Task description: Each line containing the word "одинъ" should be found and copied.

## start Stored rows

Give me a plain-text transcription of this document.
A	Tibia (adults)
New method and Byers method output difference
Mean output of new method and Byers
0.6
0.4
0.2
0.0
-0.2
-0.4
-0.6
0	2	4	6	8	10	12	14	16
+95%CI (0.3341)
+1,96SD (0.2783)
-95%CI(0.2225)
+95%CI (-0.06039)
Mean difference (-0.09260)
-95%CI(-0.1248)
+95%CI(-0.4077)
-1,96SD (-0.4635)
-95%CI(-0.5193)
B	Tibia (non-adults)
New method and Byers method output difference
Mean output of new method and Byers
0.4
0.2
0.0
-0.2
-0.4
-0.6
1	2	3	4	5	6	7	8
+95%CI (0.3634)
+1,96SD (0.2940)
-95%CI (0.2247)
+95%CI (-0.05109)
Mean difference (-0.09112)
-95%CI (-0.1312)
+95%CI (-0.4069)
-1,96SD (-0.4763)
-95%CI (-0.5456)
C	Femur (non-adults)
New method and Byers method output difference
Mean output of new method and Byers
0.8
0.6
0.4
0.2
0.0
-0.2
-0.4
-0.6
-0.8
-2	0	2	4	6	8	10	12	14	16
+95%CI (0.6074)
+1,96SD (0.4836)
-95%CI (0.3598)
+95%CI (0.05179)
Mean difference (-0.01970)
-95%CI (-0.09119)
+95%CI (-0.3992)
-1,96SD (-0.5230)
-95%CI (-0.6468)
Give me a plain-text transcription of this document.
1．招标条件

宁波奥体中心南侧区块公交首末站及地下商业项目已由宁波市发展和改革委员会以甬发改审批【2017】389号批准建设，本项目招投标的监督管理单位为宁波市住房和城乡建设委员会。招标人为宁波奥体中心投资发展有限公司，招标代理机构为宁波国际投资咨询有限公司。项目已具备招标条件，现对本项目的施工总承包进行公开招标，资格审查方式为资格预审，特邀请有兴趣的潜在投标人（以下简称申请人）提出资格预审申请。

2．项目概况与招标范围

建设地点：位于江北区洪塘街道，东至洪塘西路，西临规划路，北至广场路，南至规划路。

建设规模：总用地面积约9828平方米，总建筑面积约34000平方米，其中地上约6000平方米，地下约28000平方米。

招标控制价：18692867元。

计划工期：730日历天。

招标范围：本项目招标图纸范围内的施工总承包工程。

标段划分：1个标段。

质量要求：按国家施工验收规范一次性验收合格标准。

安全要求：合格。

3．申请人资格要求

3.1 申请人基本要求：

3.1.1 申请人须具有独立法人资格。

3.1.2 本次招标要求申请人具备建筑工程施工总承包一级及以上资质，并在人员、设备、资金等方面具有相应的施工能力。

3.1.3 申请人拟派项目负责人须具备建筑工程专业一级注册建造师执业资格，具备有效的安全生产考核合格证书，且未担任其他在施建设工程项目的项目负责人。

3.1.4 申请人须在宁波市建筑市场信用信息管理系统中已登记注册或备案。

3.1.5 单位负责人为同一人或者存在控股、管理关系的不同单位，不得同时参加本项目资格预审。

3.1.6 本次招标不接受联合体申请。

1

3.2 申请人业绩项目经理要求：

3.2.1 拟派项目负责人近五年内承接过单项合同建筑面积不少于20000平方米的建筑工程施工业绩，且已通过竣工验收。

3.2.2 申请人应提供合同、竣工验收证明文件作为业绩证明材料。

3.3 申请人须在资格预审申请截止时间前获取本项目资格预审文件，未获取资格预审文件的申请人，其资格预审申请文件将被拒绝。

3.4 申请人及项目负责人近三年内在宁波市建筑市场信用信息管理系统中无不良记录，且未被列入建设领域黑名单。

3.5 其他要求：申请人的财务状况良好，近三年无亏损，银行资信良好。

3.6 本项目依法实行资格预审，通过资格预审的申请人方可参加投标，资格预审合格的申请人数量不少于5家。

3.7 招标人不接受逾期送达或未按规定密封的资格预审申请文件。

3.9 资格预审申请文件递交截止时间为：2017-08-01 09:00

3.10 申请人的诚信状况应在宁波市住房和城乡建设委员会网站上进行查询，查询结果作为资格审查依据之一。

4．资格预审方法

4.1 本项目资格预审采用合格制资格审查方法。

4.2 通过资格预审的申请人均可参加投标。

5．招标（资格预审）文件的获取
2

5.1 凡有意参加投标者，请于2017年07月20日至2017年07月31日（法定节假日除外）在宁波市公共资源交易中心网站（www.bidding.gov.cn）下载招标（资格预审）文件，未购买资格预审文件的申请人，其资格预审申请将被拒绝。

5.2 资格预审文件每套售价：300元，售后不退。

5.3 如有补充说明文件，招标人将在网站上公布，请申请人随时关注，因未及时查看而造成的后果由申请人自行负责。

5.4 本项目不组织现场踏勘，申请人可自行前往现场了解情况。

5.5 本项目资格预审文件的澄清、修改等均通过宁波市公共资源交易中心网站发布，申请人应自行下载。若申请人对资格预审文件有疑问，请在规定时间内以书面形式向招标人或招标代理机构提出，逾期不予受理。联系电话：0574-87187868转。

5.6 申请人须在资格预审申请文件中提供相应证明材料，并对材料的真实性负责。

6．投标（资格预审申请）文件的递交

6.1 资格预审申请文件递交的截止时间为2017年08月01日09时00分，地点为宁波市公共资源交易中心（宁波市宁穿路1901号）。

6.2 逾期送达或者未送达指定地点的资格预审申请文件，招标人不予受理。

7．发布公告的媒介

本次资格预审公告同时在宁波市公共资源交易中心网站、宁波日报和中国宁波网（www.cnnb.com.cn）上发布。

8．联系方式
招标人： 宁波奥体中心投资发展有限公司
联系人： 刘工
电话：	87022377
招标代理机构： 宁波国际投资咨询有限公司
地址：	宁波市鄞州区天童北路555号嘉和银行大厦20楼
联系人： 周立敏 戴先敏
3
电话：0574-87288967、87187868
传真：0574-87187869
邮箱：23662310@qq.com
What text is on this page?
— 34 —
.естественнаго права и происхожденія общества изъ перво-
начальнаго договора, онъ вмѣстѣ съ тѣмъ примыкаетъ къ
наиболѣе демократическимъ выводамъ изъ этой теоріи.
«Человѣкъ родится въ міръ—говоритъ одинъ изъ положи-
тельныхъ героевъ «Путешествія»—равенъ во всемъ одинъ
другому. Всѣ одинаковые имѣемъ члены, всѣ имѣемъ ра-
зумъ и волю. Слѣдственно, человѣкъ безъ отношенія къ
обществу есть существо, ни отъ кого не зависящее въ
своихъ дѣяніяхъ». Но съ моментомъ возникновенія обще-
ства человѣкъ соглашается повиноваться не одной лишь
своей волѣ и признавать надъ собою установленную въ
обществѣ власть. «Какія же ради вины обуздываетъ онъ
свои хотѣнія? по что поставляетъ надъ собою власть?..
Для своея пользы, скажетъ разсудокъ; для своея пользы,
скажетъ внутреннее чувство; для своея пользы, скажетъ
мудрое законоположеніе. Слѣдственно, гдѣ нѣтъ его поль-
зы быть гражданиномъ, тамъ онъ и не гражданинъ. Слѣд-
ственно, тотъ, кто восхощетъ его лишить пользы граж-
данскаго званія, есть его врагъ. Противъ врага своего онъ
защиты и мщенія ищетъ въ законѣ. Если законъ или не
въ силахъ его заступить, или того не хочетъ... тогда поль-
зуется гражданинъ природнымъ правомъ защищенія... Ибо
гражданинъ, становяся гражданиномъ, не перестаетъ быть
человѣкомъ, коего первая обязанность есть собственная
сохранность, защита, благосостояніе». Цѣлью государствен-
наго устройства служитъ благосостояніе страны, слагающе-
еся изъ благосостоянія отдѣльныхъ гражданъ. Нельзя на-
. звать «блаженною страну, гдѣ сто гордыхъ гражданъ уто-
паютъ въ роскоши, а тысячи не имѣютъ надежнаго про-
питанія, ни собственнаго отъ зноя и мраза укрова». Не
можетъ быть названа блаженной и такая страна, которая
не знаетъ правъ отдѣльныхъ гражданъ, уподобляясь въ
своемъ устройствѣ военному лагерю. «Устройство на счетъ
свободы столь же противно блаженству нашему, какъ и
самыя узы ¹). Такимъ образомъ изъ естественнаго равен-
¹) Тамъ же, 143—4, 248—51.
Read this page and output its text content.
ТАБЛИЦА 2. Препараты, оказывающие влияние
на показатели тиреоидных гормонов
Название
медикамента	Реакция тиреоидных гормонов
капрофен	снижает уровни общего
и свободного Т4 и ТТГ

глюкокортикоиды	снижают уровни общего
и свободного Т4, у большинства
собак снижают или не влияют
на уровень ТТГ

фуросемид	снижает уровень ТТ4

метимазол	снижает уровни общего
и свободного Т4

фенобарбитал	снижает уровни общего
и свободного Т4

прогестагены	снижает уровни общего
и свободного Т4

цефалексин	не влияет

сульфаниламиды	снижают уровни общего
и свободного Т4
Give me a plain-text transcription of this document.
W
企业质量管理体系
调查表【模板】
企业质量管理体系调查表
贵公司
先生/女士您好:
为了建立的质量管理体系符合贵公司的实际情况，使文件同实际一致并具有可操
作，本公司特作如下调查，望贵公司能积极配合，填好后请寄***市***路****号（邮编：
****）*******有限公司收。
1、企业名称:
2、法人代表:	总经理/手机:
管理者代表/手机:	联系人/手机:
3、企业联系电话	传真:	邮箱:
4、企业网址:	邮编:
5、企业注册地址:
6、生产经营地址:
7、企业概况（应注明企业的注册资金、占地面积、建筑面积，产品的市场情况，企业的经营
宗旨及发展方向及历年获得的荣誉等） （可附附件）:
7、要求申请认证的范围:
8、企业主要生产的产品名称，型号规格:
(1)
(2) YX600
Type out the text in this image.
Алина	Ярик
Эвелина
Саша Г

## end Stored rows

Solved exercise:
«Человѣкъ родится въ міръ—говоритъ одинъ изъ положи-
тельныхъ героевъ «Путешествія»—равенъ во всемъ одинъ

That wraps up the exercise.